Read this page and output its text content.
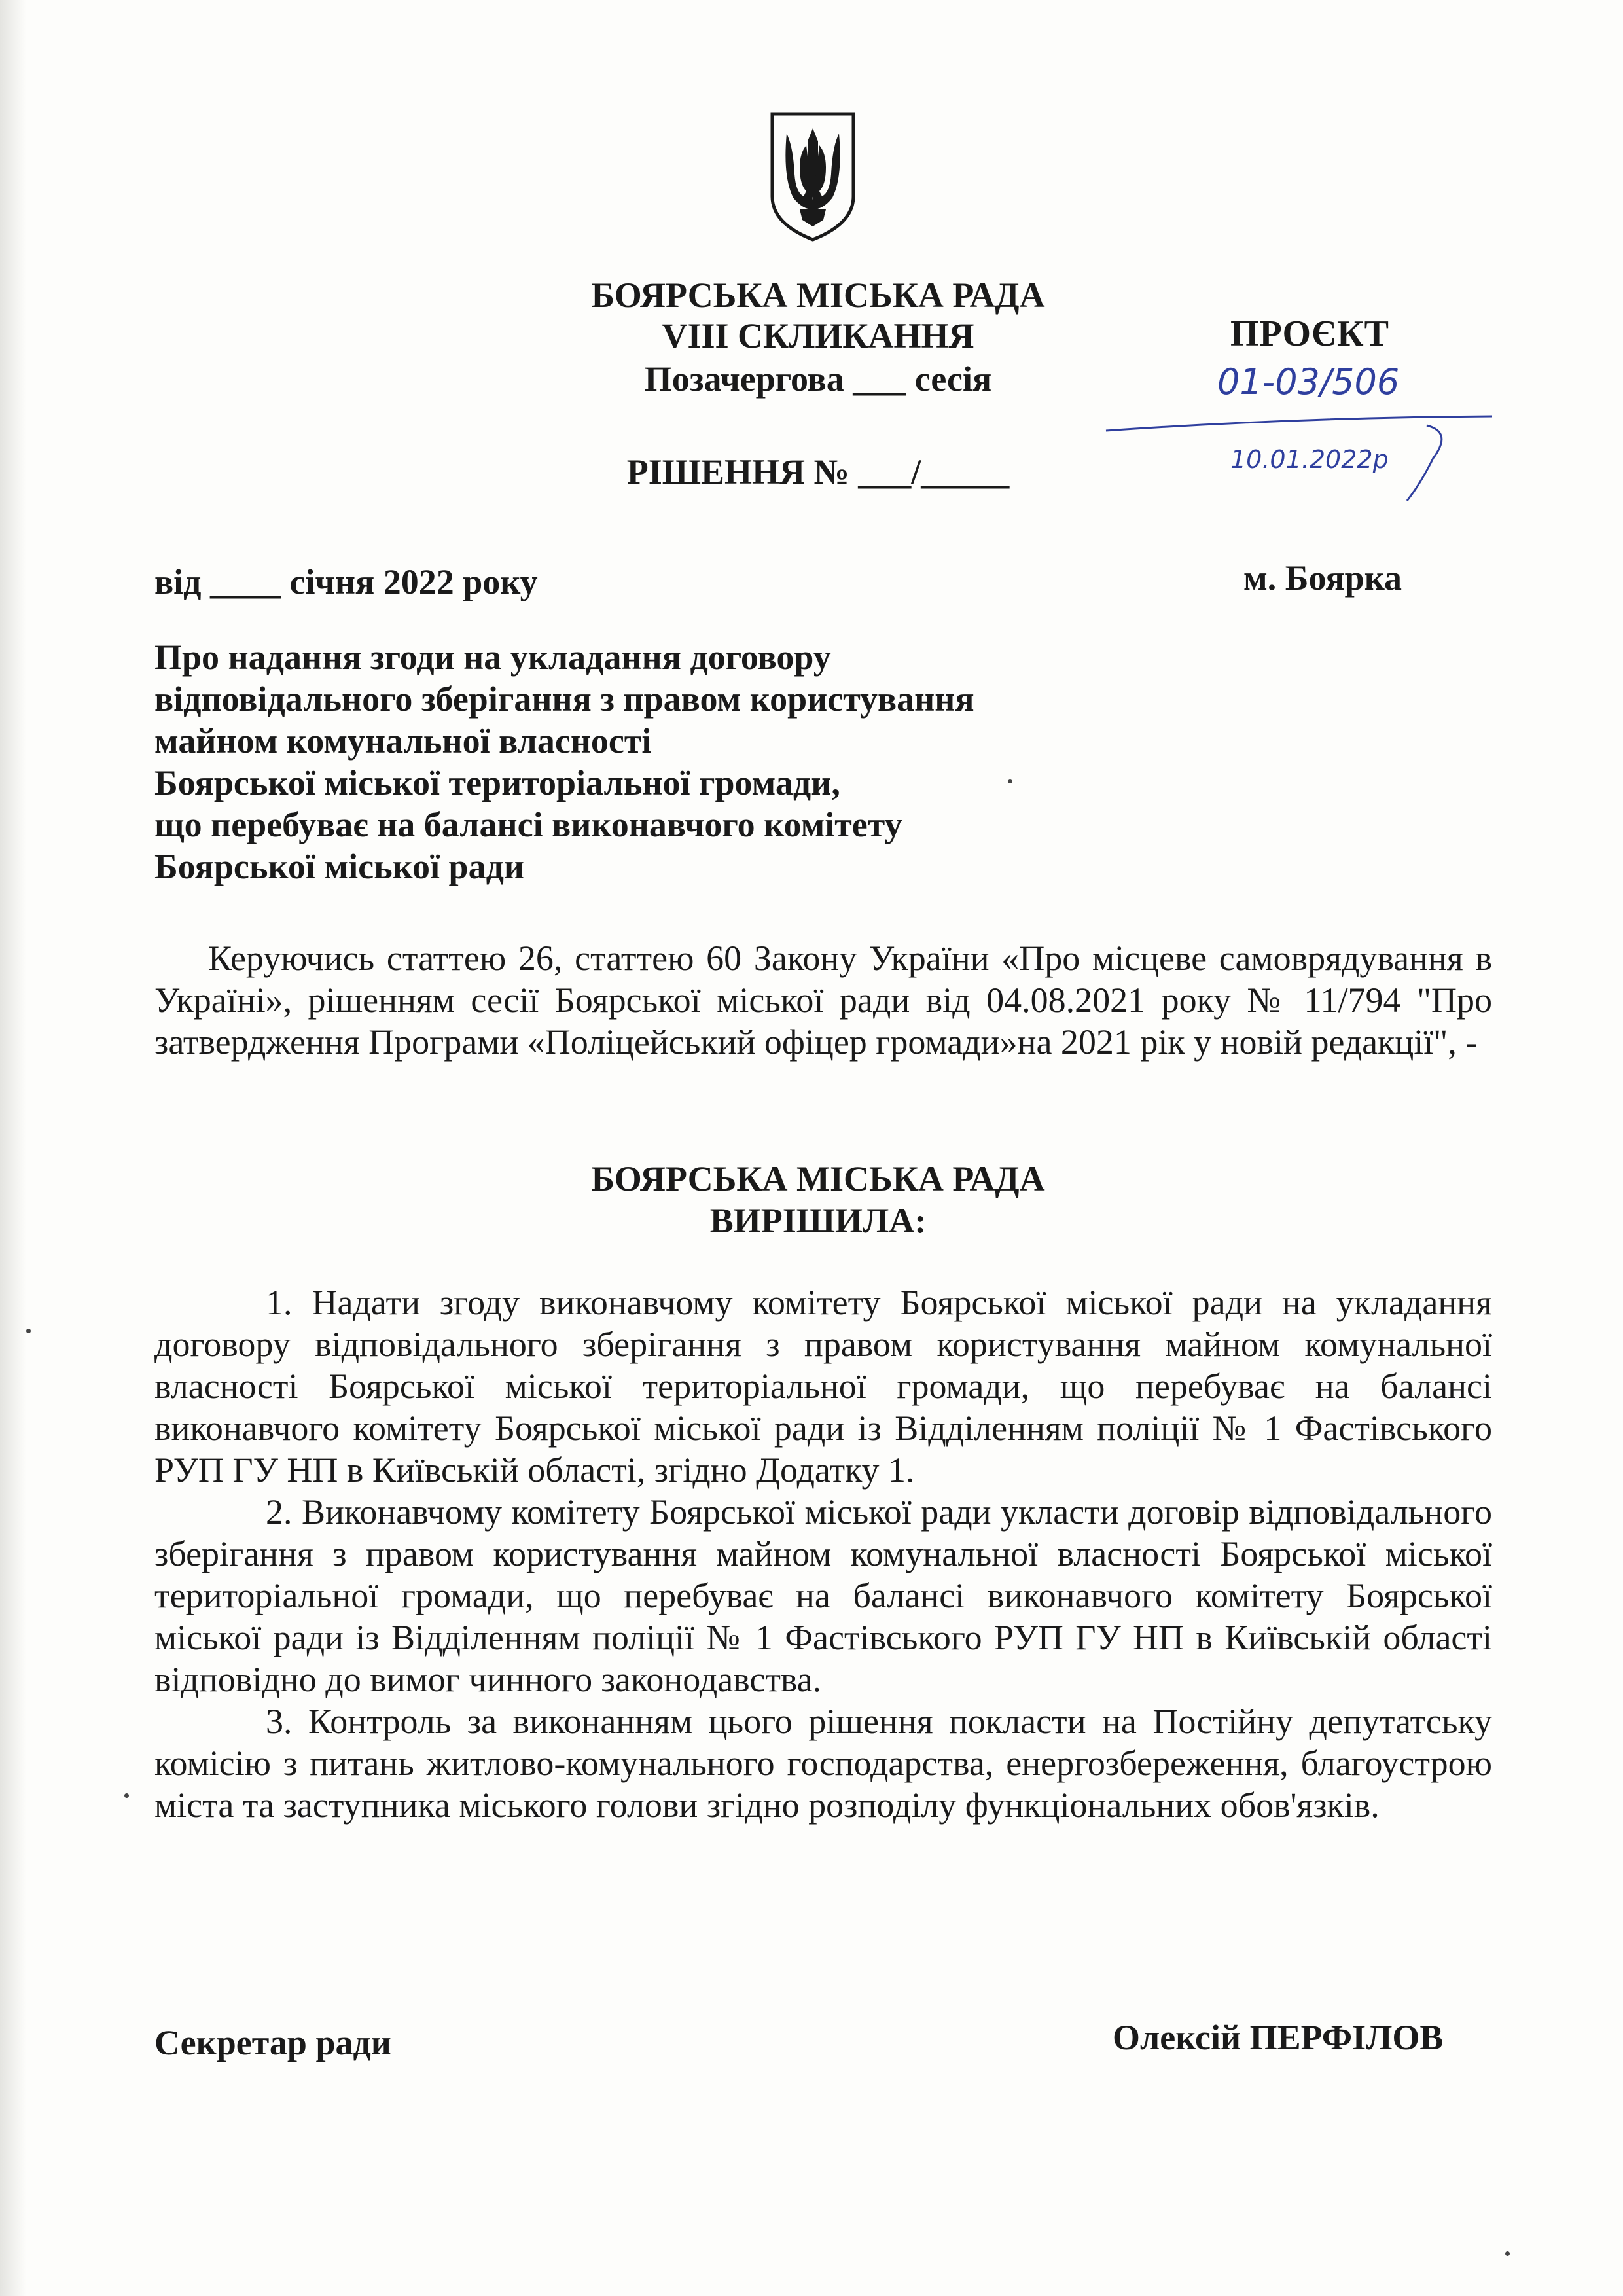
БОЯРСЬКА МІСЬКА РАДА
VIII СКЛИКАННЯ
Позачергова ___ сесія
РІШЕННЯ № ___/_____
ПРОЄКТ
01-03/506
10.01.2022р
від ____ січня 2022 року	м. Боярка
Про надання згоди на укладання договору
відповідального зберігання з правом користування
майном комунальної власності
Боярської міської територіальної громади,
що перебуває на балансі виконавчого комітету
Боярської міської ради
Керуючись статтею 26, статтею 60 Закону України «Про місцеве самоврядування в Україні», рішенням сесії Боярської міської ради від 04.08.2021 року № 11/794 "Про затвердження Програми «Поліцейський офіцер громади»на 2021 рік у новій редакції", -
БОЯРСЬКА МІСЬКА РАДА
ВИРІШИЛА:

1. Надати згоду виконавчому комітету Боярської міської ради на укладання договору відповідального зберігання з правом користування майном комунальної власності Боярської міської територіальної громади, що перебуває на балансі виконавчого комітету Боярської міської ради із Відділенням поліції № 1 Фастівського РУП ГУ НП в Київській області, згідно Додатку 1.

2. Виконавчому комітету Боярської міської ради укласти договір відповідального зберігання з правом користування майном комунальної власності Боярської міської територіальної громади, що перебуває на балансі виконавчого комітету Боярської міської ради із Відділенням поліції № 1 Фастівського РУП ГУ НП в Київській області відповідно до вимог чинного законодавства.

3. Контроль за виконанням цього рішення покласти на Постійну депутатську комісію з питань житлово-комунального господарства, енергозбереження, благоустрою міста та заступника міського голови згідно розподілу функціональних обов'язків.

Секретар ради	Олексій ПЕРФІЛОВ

---

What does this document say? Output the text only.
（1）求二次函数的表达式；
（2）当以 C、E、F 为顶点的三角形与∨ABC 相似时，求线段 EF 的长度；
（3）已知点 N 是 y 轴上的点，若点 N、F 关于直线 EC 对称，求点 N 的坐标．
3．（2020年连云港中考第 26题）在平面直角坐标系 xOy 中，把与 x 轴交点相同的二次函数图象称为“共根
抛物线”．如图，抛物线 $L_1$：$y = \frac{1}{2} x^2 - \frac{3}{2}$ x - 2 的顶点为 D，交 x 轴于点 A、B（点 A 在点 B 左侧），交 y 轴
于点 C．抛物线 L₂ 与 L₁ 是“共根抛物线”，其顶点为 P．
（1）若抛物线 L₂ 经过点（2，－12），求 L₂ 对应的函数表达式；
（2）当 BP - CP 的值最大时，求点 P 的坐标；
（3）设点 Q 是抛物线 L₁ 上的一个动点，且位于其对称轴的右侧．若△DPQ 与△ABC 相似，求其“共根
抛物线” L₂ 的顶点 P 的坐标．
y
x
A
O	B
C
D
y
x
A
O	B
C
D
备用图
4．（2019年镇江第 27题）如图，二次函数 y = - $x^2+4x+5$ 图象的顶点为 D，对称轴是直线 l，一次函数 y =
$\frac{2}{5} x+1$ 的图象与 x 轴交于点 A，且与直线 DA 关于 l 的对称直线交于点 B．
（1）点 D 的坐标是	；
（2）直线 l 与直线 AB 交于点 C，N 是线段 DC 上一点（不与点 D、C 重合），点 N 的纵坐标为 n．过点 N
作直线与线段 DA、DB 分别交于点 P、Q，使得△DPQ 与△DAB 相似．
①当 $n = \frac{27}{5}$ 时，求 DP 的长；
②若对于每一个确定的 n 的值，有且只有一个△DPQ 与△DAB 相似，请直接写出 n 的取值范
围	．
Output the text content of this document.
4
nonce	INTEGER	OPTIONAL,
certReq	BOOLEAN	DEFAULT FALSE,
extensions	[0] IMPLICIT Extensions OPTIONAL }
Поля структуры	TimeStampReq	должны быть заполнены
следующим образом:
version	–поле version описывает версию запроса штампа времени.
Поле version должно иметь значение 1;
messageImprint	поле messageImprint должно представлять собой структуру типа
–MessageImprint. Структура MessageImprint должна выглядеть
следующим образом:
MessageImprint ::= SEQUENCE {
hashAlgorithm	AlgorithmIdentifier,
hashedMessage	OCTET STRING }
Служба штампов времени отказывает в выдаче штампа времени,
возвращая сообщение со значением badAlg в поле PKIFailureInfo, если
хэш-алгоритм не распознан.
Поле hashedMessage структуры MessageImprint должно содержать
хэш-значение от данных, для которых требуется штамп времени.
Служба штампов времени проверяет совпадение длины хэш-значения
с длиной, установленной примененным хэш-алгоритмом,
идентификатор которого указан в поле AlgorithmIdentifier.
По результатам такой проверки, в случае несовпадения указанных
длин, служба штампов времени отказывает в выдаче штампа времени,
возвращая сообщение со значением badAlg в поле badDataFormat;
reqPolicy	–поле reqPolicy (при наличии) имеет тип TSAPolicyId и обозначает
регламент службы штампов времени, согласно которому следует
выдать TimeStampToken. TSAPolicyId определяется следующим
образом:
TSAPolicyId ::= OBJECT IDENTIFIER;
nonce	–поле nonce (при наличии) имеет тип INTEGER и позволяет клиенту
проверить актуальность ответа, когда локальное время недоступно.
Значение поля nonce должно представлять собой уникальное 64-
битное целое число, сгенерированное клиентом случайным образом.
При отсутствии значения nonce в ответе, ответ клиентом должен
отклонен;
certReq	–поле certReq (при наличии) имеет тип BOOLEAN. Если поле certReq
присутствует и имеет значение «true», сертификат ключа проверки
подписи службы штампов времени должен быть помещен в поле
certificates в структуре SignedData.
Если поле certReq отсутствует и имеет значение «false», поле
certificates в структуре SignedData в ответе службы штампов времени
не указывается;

==

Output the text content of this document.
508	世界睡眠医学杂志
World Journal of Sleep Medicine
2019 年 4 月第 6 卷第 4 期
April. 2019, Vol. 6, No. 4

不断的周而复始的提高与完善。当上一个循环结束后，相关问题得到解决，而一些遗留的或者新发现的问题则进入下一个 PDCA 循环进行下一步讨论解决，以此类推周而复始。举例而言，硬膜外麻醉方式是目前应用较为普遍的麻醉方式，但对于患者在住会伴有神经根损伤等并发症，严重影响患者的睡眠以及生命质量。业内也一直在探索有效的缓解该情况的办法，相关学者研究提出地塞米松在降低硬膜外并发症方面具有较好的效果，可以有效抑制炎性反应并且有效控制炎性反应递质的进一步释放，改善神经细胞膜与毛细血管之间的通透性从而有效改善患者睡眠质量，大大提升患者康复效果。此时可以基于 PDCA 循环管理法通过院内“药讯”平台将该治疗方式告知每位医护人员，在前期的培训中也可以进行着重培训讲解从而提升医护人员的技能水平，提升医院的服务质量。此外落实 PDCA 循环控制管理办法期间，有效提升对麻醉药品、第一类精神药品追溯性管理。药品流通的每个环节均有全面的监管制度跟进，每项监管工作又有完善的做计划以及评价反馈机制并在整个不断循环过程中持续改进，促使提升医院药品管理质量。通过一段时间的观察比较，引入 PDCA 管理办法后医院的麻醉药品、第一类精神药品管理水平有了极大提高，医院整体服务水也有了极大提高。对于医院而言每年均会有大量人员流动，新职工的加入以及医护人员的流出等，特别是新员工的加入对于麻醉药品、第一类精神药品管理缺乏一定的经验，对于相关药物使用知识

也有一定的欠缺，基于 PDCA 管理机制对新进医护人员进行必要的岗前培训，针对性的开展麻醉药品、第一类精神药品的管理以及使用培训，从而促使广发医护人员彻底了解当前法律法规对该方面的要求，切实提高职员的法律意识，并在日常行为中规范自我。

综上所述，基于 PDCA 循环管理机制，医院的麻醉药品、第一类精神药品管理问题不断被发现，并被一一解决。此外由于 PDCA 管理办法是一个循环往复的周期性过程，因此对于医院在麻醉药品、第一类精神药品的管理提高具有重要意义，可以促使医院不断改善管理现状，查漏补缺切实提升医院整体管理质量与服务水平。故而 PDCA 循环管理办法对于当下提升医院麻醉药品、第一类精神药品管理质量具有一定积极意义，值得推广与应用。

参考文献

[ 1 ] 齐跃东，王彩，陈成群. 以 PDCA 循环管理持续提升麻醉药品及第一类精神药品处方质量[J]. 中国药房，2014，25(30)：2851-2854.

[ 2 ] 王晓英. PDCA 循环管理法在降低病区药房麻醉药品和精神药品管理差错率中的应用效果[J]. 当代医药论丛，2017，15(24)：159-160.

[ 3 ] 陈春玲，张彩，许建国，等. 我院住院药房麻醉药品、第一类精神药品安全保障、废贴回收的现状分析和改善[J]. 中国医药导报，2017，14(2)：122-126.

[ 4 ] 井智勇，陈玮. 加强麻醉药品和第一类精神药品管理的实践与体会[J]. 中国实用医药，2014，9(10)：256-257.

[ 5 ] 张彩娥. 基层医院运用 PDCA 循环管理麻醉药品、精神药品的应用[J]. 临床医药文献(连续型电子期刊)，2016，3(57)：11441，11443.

- YOUR INSTRUCTIONS -
Say how many lines of the data include the word "AlgorithmIdentifier". Nothing other than the number should be given.

- RESULT OF THE TASK -
2